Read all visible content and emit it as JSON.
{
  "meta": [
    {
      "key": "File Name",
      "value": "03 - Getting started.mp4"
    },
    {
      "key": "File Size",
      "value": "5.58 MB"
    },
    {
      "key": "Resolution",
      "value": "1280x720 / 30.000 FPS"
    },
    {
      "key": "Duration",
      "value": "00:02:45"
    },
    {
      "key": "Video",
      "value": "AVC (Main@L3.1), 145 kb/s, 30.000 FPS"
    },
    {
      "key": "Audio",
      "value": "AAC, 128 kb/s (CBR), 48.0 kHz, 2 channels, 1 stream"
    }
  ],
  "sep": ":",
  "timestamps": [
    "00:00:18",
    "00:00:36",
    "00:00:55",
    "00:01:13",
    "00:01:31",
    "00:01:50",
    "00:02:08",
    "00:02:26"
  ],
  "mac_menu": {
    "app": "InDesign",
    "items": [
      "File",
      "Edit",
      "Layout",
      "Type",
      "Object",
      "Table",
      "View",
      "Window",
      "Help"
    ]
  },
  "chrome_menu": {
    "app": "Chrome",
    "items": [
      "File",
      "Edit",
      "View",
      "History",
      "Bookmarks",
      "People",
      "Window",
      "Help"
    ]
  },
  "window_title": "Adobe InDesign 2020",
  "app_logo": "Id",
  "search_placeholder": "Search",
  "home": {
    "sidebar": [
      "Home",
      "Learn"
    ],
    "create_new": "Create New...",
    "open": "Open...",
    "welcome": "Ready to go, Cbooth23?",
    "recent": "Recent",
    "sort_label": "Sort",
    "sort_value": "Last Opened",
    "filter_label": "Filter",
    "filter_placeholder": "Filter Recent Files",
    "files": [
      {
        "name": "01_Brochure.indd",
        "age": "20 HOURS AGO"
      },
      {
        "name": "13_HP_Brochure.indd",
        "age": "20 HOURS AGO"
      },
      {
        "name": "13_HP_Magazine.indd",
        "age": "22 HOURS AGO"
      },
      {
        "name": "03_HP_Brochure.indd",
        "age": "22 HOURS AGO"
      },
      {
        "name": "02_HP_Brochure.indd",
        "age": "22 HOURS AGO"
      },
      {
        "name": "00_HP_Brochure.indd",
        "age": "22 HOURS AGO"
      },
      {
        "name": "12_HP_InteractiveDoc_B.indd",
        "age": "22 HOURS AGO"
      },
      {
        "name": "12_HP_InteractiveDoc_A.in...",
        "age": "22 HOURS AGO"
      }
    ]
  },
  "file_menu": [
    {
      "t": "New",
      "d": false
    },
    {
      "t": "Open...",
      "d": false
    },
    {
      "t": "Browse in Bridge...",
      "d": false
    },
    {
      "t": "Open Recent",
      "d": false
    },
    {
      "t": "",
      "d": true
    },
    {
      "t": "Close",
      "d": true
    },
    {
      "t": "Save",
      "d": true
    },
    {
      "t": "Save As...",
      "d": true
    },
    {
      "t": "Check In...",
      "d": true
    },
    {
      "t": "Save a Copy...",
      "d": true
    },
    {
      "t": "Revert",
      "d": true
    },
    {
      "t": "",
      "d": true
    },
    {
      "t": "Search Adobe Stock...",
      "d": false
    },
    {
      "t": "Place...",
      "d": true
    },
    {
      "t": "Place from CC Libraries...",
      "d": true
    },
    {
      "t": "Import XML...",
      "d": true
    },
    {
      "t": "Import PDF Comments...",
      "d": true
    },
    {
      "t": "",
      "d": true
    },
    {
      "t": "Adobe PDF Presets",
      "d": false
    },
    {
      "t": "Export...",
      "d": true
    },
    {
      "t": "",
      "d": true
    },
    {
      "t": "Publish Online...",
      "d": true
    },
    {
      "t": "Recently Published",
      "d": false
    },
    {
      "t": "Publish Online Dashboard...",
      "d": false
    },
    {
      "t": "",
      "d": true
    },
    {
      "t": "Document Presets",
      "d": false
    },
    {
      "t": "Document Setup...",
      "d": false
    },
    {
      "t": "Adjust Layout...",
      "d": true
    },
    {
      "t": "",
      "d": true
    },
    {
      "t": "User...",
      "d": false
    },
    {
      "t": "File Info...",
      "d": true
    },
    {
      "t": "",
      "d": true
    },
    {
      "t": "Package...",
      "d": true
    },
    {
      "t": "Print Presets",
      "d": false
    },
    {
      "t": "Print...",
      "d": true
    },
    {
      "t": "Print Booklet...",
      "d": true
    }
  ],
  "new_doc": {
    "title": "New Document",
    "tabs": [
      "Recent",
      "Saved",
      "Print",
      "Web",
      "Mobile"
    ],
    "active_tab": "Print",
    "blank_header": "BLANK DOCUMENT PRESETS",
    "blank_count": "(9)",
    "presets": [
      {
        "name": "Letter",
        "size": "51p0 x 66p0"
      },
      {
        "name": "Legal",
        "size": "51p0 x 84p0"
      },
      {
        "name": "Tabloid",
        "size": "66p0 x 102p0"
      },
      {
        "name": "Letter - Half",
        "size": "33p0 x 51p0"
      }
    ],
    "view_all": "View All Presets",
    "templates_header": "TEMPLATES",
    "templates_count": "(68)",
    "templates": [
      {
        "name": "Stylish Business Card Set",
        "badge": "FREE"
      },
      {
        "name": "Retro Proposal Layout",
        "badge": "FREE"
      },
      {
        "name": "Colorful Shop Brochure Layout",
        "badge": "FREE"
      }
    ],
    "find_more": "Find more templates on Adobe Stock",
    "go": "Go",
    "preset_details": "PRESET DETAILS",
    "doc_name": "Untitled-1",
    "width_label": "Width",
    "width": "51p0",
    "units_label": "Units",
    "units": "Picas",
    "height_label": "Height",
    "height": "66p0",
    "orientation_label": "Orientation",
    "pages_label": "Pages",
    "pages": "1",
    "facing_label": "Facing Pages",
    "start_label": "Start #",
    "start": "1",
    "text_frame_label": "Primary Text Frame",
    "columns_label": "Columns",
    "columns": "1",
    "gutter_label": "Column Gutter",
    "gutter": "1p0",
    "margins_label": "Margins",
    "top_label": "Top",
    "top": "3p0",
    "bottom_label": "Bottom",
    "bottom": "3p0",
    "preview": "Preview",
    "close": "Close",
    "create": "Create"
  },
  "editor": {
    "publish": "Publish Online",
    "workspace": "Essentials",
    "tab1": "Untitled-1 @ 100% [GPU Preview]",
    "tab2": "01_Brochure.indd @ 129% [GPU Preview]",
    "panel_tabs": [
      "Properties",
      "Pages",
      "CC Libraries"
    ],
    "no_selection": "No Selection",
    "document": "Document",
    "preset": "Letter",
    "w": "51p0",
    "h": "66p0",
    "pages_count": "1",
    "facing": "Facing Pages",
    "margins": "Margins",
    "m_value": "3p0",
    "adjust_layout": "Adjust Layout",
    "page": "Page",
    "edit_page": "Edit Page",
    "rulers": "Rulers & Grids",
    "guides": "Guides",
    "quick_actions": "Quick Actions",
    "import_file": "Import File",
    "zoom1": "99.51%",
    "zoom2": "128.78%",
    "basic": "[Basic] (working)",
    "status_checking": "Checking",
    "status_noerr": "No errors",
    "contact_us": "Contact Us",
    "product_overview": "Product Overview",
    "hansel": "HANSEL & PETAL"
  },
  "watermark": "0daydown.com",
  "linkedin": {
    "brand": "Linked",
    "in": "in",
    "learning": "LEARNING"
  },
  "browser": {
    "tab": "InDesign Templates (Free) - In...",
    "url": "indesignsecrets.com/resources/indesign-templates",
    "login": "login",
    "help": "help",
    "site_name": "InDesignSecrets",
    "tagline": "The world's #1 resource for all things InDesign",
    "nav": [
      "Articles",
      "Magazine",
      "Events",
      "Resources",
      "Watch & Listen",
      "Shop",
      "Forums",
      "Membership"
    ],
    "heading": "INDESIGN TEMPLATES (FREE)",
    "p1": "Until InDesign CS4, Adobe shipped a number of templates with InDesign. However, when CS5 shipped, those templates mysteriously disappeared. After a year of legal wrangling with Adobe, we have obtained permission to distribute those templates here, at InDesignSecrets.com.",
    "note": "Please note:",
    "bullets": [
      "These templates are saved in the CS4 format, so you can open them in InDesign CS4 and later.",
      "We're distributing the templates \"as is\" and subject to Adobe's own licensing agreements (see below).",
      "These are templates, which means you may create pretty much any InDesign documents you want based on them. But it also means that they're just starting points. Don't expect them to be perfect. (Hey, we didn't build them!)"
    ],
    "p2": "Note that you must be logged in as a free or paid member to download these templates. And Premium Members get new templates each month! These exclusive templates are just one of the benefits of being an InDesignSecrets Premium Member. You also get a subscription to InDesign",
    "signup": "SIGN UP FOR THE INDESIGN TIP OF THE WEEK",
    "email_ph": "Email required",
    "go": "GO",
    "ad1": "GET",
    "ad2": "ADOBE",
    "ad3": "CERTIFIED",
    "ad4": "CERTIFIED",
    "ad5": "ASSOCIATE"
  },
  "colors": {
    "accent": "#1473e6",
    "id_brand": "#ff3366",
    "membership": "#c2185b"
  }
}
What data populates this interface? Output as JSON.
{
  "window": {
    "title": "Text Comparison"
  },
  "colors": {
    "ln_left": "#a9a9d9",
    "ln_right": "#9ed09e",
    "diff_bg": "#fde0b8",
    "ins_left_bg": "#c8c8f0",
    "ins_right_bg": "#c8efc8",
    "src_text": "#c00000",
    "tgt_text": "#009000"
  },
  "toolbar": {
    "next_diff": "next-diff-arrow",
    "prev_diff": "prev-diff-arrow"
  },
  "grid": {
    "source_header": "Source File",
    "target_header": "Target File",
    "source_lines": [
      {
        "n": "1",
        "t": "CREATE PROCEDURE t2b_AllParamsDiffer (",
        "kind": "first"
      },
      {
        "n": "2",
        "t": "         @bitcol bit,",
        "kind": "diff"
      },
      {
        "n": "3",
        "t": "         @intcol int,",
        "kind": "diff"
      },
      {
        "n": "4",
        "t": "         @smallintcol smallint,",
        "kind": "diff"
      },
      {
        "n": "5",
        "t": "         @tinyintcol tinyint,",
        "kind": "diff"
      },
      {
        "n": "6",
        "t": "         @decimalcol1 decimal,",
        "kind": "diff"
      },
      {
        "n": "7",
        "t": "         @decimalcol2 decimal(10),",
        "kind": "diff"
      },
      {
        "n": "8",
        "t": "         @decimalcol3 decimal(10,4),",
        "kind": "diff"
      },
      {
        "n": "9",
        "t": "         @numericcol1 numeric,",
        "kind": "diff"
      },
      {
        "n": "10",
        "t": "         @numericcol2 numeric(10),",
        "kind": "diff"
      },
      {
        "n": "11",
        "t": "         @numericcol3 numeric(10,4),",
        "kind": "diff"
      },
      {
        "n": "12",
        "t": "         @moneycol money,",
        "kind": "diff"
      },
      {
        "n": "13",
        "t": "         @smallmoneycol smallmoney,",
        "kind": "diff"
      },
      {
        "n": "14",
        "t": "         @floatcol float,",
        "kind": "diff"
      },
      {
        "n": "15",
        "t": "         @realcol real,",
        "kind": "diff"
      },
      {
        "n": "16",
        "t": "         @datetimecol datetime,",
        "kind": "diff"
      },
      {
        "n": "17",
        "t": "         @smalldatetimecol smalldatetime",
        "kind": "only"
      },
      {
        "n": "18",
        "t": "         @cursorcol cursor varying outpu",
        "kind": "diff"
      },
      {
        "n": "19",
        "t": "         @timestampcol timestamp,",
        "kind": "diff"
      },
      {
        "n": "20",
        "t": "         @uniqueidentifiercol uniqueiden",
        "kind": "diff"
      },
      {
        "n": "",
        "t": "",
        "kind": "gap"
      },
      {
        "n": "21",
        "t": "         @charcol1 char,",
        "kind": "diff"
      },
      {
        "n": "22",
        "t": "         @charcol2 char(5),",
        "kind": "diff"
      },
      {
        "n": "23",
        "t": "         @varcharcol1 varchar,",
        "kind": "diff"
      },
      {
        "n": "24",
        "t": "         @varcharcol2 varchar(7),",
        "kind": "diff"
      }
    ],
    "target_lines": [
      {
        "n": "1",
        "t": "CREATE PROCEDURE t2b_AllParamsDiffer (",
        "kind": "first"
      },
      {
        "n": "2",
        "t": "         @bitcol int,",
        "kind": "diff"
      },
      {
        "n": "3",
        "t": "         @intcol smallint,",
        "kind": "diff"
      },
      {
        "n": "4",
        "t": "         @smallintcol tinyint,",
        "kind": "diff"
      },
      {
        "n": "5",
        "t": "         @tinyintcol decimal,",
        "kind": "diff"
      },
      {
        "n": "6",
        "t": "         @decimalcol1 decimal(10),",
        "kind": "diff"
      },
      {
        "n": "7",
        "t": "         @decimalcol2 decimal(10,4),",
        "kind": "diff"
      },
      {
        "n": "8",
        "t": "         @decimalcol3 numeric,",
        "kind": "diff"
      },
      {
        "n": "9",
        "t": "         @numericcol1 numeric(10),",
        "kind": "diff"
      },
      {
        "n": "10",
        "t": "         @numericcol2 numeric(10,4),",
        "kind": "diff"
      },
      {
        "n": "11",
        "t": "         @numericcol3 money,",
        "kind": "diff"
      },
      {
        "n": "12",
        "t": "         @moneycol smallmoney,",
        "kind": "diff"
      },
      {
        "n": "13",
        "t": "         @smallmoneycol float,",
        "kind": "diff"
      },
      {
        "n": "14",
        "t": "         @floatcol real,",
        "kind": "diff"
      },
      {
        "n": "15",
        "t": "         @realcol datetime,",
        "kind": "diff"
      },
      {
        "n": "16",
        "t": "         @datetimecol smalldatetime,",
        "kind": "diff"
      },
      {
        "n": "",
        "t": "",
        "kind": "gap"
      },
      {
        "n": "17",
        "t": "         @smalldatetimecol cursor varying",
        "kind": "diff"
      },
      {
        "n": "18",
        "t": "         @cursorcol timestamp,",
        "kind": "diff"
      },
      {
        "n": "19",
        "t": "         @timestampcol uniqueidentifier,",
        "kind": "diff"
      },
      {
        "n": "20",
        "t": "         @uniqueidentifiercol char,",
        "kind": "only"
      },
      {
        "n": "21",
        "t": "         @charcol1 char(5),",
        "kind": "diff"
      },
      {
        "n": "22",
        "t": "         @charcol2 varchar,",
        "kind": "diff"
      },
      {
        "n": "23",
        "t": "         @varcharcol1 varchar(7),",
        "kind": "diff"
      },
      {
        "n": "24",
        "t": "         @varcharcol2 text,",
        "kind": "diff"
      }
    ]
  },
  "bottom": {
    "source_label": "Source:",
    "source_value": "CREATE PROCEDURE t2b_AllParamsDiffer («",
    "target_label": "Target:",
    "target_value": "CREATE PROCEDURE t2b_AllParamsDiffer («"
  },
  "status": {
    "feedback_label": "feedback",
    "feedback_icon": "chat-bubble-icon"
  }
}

+ + +

> **Exercise goal**
In the entries above, identify each line that includes the string "timestampcol", then copy it.

> **Answer for the task**
        "t": "         @timestampcol timestamp,",
        "t": "         @timestampcol uniqueidentifier,",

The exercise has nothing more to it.